### Stated goal
Give only the number of lines in the data that include the string "rest".

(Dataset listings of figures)

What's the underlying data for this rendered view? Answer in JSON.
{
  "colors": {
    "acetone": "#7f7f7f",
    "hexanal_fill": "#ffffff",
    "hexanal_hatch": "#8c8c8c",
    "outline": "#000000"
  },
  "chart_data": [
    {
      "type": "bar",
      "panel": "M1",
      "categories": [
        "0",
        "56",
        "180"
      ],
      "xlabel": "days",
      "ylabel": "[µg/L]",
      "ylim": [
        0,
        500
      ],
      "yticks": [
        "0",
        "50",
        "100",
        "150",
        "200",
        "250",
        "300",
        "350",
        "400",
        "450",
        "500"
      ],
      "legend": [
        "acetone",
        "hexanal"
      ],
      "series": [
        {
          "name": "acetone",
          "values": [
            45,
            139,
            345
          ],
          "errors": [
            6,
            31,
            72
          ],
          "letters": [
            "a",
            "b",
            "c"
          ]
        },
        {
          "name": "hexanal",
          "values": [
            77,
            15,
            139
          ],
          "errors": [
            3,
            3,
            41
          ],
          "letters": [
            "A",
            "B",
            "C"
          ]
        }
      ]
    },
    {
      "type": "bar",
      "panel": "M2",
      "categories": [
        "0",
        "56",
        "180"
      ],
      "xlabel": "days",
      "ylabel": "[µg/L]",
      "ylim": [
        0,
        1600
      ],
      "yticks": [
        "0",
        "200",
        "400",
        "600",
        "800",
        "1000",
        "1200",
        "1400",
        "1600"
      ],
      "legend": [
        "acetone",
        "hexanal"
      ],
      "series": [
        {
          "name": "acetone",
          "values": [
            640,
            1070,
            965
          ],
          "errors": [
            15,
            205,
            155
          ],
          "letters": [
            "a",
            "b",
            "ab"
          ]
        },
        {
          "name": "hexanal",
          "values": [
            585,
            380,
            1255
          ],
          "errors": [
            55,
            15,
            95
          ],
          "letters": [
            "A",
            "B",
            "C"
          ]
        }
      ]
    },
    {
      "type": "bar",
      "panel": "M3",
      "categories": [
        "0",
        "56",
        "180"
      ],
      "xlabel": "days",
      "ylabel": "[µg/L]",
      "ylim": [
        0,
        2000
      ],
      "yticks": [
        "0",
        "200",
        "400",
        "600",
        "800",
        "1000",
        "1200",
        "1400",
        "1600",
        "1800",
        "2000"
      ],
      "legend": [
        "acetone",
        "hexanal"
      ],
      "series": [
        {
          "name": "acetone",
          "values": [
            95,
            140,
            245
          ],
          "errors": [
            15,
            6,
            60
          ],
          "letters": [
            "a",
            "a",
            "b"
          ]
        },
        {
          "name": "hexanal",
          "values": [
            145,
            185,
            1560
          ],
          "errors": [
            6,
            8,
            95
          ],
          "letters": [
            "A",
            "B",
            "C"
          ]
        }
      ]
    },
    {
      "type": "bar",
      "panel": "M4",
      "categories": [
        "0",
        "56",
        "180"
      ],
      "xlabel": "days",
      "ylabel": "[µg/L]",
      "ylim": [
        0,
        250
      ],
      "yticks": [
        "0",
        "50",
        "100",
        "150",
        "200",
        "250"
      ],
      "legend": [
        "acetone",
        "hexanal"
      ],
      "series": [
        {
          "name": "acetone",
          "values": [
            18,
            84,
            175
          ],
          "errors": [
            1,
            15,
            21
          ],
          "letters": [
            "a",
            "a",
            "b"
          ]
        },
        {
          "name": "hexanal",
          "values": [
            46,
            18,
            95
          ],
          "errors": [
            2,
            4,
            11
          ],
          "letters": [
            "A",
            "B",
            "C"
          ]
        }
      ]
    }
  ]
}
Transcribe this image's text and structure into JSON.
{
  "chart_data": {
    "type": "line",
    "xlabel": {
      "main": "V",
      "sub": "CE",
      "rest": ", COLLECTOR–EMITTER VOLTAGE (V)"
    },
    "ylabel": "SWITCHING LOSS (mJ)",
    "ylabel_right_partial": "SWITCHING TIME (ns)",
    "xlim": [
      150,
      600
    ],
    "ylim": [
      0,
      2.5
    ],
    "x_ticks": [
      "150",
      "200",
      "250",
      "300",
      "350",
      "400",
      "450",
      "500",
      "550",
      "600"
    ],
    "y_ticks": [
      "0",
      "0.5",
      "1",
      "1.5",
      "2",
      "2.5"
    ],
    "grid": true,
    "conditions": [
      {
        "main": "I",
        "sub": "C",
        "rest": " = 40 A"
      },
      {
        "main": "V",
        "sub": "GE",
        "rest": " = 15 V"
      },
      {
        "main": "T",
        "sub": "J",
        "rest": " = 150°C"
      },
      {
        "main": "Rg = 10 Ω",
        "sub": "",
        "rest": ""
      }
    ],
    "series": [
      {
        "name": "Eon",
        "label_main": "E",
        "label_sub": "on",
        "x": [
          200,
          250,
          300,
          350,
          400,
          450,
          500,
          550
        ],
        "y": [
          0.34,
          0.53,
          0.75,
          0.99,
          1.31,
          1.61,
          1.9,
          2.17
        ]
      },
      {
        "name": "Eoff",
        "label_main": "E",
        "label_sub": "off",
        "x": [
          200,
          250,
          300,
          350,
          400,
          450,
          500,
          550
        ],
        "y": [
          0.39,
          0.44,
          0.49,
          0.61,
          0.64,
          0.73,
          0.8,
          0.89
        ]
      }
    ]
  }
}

### Solved problem
5